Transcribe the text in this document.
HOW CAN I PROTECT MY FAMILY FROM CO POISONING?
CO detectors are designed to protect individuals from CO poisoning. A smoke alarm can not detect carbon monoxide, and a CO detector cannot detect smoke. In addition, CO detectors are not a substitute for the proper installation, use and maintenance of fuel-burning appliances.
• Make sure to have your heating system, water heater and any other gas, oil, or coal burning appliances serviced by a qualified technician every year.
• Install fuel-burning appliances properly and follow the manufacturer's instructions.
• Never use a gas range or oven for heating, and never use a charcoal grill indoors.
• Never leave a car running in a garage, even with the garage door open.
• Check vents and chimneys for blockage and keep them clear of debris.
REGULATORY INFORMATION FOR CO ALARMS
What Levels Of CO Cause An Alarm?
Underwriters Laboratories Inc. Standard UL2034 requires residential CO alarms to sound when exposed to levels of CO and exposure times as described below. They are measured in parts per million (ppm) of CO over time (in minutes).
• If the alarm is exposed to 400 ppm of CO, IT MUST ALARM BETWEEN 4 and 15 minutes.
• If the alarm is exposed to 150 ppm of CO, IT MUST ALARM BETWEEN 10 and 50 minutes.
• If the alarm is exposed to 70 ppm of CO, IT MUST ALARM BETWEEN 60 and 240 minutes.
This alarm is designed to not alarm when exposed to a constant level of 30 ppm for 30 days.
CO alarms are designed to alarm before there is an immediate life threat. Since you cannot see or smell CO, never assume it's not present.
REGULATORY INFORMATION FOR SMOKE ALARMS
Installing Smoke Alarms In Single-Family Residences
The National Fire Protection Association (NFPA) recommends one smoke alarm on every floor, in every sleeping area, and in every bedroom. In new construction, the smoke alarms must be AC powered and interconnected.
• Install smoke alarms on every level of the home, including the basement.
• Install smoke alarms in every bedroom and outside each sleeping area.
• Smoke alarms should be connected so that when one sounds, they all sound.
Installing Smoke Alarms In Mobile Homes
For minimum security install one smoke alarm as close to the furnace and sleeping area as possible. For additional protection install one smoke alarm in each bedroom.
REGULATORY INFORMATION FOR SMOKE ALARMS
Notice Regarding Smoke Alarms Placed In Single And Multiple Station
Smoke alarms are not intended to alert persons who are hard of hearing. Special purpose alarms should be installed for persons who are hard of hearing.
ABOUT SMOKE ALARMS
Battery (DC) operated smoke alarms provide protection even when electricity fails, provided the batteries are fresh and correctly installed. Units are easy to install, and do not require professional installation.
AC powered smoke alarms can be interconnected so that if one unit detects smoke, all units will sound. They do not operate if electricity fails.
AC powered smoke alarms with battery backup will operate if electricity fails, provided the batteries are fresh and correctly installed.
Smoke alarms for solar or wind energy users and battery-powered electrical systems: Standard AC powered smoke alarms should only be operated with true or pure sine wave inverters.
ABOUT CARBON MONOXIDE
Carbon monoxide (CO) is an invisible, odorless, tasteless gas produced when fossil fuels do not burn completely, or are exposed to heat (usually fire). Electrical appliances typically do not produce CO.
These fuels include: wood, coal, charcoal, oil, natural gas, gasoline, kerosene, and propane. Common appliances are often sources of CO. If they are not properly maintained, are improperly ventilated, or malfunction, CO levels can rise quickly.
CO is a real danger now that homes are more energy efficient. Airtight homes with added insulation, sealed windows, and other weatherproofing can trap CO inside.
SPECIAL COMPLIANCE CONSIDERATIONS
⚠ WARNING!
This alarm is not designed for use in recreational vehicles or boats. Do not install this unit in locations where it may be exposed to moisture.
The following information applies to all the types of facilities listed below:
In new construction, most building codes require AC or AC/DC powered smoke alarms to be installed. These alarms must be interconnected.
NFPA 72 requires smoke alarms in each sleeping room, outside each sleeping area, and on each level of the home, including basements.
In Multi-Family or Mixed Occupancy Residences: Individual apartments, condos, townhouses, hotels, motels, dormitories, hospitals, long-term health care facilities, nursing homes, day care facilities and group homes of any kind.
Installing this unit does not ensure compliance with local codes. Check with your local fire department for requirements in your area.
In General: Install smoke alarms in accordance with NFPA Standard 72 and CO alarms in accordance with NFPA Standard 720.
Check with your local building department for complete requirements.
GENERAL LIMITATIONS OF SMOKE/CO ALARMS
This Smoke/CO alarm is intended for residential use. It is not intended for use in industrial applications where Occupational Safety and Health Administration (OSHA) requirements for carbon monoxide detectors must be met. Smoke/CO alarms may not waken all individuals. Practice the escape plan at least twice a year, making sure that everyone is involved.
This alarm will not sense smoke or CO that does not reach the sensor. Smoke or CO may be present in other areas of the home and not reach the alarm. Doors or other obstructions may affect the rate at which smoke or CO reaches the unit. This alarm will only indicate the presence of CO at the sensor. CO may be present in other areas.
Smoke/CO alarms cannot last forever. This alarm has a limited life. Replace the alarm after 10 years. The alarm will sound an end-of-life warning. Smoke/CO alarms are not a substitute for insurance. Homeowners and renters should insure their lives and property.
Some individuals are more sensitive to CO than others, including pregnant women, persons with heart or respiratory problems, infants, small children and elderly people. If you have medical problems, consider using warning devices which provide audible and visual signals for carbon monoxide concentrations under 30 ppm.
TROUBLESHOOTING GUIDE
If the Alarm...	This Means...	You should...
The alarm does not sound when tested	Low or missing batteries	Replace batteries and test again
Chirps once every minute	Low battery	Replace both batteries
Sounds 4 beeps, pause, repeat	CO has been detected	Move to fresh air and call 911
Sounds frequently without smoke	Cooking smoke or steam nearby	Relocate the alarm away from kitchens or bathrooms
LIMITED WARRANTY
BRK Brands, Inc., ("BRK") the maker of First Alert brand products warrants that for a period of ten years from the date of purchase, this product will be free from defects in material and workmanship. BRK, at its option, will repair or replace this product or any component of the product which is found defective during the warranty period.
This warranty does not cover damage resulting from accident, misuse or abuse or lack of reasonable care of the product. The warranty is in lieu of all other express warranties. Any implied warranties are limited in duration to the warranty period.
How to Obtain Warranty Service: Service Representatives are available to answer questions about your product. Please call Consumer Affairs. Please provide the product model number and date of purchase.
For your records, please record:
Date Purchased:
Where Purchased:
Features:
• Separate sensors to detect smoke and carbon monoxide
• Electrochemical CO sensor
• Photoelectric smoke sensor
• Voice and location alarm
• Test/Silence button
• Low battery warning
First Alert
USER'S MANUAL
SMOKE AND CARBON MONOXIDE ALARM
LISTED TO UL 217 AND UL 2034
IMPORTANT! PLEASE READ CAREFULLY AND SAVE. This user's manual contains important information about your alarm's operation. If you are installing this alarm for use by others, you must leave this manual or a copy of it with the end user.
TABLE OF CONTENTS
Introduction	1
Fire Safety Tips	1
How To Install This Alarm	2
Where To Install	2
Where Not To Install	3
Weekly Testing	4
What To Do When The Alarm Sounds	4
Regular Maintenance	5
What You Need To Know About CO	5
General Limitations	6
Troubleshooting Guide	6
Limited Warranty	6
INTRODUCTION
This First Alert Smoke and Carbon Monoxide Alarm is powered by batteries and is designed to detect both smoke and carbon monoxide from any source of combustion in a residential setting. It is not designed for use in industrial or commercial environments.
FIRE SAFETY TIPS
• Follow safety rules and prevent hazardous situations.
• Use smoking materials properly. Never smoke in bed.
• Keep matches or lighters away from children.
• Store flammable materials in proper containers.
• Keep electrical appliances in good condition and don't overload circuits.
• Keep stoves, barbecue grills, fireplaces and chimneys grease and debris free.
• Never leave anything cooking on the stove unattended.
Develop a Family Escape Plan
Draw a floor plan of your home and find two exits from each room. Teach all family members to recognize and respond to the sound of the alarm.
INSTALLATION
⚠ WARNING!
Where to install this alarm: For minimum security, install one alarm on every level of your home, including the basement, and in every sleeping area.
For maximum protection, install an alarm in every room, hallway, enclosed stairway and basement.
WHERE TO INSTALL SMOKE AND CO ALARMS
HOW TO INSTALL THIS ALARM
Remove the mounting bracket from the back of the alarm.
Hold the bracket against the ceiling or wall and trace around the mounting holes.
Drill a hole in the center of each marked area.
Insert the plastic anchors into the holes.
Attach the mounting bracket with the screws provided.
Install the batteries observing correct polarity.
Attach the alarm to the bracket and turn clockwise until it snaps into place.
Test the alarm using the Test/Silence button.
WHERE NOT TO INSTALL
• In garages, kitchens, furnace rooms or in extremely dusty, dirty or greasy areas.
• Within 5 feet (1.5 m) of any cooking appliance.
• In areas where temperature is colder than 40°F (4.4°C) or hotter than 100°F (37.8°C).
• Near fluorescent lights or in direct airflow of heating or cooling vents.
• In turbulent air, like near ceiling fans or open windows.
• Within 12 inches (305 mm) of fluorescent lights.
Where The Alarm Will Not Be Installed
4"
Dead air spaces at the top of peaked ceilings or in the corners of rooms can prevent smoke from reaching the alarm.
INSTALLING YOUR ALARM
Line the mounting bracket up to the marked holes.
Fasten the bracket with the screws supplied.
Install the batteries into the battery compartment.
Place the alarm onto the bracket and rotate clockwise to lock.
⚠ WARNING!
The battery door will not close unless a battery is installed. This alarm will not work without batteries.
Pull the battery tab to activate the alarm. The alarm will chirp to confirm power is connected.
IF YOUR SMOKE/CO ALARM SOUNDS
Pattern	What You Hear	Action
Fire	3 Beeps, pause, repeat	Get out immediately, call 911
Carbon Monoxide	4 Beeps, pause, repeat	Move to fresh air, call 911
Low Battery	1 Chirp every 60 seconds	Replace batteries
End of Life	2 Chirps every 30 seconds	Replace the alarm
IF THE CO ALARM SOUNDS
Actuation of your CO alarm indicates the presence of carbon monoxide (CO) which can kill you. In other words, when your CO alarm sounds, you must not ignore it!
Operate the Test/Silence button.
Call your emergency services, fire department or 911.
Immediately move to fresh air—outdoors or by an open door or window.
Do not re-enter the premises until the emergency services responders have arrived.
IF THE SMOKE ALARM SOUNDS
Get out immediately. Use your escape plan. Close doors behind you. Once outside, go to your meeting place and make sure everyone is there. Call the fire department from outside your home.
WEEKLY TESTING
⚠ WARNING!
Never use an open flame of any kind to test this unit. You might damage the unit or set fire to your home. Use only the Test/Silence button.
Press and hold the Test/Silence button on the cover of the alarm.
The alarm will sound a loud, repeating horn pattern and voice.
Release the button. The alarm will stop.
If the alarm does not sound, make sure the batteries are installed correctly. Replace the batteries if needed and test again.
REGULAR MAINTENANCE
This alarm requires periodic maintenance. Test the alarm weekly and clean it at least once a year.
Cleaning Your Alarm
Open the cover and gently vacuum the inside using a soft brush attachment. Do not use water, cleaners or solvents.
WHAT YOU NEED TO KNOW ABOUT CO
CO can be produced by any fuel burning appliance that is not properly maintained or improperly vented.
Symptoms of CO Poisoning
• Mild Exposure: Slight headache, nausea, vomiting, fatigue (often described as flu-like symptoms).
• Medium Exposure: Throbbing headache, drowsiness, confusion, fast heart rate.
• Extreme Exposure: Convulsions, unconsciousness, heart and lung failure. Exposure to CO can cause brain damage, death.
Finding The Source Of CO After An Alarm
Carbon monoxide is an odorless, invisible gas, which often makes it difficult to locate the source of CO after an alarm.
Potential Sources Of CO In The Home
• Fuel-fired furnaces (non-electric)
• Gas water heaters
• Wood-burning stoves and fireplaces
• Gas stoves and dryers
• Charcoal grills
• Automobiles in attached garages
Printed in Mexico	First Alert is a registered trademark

=====

Check each line above for the word "floor", and copy the lines where it appears.

ANSWER TO THE TASK:
The National Fire Protection Association (NFPA) recommends one smoke alarm on every floor, in every sleeping area, and in every bedroom. In new construction, the smoke alarms must be AC powered and interconnected.
Draw a floor plan of your home and find two exits from each room. Teach all family members to recognize and respond to the sound of the alarm.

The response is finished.